**Aim:**
In the listing below, locate the lines bearing the word "this". Copy every one of them.

**Dataset excerpt:**

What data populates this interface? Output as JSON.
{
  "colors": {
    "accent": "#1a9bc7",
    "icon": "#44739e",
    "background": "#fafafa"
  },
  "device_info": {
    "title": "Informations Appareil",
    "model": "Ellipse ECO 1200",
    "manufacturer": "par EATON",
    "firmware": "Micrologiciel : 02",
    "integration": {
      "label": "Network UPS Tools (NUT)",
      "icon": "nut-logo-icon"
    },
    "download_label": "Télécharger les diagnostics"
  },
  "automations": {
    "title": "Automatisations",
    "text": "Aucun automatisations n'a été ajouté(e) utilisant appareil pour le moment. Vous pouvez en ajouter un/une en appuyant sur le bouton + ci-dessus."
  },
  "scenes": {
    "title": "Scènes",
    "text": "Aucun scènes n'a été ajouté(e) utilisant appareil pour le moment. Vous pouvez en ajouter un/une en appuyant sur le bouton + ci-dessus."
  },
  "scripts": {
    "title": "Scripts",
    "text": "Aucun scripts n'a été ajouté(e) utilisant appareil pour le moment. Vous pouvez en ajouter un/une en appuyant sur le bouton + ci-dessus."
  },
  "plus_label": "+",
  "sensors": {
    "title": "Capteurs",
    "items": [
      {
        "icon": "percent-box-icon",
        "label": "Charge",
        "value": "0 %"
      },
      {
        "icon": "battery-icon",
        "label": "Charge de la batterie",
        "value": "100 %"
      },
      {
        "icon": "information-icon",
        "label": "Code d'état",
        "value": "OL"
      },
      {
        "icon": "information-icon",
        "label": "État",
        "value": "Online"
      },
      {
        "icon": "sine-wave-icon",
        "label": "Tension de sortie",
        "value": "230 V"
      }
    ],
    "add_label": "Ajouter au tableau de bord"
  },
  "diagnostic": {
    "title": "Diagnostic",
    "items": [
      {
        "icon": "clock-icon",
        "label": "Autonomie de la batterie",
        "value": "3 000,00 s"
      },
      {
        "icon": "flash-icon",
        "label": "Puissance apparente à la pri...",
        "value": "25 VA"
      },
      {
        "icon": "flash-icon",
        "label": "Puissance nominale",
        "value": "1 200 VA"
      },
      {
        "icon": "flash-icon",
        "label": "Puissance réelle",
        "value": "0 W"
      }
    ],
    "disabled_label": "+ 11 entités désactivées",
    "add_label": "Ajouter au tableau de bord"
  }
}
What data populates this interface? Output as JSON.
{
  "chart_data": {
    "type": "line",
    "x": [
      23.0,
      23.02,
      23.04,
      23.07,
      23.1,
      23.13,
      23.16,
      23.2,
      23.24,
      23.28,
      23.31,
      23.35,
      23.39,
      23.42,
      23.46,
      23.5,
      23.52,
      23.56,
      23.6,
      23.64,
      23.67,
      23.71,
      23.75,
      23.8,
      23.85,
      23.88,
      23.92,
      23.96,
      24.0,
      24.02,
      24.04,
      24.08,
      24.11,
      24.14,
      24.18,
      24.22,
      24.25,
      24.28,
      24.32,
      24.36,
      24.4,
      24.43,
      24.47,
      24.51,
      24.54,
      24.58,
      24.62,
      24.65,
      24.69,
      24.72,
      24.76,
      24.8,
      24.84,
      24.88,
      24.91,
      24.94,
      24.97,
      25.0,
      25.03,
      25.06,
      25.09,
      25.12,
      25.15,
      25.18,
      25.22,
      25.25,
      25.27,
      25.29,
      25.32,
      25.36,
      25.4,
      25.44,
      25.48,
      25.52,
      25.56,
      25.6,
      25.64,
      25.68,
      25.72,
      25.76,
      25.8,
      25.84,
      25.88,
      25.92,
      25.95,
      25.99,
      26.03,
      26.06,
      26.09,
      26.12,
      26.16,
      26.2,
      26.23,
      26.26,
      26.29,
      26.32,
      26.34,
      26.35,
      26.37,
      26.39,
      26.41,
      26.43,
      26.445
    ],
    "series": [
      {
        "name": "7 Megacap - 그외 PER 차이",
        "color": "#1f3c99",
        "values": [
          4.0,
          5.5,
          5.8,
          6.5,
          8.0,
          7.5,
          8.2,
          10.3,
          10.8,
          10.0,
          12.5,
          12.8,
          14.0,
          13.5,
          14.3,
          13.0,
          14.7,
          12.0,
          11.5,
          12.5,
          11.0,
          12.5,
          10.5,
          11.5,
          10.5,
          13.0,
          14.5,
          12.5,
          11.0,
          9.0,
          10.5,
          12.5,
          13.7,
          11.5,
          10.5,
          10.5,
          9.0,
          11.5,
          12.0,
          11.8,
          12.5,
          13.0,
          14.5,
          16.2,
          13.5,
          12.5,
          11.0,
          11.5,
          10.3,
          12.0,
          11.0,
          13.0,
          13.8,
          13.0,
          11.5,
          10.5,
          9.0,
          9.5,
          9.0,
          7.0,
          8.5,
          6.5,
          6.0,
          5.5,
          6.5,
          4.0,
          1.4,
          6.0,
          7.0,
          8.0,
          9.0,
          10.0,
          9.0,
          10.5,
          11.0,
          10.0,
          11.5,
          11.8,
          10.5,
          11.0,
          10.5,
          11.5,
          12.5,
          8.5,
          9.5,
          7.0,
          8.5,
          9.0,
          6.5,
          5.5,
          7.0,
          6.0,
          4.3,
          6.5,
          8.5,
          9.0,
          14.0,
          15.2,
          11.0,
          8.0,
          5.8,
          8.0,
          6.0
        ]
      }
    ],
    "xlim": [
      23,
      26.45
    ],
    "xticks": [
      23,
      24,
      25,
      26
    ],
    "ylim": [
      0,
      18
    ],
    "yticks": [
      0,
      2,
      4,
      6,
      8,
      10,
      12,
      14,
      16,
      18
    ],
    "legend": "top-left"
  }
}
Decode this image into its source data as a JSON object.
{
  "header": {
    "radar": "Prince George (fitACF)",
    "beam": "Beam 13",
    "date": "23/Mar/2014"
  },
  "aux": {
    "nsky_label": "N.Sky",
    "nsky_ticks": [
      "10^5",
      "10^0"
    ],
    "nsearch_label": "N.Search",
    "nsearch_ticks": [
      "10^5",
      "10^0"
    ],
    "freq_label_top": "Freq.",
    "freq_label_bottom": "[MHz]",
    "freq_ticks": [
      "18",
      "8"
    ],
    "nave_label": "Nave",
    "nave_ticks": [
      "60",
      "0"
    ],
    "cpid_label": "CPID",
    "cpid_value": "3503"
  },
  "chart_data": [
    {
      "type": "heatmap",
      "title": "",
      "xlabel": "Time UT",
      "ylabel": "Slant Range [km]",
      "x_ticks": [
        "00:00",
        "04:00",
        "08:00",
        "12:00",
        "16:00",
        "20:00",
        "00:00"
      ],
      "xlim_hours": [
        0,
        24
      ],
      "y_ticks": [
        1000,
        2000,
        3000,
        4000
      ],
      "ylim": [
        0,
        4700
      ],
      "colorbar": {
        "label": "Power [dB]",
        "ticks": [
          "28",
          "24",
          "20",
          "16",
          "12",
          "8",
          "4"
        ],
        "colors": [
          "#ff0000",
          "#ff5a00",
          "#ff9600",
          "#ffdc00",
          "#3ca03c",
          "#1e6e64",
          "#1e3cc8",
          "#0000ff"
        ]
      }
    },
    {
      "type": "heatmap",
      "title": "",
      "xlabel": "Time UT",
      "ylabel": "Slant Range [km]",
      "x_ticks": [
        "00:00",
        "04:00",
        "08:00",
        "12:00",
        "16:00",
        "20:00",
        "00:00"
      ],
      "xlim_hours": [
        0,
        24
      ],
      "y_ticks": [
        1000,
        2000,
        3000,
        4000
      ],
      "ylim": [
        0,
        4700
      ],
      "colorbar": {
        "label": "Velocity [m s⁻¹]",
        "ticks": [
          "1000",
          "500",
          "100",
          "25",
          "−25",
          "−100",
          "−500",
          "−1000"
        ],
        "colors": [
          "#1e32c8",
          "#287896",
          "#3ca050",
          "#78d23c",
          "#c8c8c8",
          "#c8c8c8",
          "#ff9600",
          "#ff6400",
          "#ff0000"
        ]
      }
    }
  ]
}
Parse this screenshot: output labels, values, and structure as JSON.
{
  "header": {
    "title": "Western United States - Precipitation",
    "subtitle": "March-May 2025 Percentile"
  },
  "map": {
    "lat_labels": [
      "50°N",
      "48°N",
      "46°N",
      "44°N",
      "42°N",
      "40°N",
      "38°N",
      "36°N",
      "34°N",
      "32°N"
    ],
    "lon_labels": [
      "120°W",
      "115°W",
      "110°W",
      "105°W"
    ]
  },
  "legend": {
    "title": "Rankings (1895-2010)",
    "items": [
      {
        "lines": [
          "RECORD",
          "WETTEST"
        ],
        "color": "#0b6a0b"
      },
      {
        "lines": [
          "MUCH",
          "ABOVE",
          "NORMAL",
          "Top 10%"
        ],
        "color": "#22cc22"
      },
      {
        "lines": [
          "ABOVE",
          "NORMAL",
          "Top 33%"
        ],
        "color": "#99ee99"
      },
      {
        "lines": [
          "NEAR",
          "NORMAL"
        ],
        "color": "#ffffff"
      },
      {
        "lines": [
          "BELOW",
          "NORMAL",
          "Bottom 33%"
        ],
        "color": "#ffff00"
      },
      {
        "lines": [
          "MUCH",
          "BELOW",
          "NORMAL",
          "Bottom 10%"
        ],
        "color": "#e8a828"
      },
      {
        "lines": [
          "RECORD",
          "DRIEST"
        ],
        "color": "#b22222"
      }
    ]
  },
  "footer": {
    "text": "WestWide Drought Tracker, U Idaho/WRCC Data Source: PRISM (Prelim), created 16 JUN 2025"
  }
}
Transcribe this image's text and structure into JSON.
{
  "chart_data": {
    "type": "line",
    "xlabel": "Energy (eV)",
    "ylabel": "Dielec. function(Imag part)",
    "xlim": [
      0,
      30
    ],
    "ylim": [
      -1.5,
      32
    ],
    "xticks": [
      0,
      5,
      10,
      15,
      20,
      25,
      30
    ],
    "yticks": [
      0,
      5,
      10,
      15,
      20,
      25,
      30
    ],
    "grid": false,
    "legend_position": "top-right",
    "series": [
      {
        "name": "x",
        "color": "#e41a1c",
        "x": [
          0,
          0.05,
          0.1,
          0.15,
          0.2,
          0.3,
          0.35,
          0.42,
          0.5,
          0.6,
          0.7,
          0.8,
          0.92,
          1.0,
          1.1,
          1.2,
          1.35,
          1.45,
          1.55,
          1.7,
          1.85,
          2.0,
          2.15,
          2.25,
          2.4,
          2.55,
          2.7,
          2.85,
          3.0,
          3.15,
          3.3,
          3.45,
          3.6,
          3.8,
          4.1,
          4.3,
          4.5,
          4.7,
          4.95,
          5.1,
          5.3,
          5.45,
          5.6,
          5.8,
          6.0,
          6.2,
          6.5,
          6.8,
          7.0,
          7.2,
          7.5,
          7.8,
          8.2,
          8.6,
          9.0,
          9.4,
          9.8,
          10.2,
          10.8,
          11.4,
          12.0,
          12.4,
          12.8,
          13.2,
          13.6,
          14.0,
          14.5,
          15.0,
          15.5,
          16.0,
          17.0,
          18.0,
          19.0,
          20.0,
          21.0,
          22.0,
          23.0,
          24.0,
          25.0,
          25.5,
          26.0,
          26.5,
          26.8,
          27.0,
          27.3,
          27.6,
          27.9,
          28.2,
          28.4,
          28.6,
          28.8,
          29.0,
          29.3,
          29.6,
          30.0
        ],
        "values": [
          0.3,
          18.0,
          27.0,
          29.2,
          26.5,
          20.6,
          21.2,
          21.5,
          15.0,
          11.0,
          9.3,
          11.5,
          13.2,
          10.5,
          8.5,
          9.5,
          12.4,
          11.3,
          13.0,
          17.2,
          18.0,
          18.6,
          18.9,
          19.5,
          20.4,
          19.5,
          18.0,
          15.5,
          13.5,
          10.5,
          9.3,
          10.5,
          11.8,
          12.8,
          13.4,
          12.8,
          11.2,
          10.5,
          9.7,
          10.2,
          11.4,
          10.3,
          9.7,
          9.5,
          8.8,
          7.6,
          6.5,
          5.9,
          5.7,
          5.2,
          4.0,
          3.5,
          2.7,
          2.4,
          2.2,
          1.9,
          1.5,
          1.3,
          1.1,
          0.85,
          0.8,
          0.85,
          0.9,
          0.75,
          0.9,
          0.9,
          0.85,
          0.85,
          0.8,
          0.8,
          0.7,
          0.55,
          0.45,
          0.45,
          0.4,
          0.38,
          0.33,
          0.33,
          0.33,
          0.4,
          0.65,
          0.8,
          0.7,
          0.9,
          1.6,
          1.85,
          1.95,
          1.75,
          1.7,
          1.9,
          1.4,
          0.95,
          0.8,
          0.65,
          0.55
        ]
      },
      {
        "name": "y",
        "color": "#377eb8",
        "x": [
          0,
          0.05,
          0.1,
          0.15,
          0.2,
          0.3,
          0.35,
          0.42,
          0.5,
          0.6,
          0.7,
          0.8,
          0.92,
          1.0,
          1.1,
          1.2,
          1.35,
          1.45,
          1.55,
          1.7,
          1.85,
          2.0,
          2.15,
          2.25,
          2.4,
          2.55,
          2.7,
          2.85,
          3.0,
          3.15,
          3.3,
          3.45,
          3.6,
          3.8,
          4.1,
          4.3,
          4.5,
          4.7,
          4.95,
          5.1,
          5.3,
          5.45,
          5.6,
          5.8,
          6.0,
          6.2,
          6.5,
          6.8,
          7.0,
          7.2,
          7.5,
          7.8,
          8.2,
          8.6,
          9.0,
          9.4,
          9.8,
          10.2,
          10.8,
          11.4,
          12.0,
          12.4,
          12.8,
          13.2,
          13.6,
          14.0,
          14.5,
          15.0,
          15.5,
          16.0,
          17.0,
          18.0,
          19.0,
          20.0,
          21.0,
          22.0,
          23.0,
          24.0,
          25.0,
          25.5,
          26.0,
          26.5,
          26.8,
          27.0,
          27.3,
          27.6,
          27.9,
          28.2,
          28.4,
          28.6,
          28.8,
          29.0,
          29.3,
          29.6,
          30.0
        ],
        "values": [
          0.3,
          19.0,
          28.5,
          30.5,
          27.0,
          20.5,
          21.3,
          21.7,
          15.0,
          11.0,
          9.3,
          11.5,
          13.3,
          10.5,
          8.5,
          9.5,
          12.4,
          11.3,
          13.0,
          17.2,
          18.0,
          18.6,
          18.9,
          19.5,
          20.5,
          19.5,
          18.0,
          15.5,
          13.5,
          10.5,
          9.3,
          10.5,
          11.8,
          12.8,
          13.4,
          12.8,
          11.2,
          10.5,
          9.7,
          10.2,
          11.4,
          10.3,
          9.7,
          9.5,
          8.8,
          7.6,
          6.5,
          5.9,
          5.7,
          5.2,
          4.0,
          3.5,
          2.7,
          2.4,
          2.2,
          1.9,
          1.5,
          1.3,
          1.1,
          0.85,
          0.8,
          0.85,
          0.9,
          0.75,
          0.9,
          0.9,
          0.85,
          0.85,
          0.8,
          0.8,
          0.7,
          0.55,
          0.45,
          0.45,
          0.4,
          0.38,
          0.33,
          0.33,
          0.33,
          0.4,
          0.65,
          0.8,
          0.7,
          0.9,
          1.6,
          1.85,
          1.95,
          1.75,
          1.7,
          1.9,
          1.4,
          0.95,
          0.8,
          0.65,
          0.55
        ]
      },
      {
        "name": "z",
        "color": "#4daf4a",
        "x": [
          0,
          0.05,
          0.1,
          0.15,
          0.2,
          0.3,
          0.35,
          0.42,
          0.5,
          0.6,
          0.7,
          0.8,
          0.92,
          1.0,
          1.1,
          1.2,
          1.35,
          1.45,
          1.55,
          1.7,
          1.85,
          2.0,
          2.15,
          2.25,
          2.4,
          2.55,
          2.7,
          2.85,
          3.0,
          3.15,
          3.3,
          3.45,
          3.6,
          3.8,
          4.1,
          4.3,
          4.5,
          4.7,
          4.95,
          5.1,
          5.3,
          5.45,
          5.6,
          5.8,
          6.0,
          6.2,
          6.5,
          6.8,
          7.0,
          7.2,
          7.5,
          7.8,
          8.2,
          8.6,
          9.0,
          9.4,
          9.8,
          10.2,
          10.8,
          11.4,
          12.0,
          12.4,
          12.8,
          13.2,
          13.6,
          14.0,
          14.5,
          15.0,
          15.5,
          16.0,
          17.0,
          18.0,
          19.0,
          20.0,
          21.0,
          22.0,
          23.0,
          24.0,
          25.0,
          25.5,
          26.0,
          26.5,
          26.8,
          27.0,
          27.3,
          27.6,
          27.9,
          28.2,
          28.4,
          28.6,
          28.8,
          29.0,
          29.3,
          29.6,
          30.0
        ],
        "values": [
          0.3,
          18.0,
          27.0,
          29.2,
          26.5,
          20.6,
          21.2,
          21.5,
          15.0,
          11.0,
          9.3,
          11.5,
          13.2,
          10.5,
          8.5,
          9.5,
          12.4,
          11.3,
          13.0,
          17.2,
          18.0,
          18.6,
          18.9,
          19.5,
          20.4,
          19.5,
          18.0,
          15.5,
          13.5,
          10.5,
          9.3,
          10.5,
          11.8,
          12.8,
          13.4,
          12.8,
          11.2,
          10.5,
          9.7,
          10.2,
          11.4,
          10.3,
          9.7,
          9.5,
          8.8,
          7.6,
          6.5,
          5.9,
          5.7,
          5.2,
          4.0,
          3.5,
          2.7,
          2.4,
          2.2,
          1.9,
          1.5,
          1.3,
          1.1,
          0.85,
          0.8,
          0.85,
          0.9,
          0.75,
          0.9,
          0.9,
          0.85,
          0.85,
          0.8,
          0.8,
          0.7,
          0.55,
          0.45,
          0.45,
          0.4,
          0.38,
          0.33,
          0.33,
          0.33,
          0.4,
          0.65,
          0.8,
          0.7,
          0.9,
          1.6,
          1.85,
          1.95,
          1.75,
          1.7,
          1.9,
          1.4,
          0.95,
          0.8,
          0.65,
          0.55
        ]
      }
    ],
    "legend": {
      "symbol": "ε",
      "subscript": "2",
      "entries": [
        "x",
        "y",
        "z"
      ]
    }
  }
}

**Task answer:**
What data populates this interface? Output as JSON.
What data populates this interface? Output as JSON.
Decode this image into its source data as a JSON object.
Parse this screenshot: output labels, values, and structure as JSON.
Transcribe this image's text and structure into JSON.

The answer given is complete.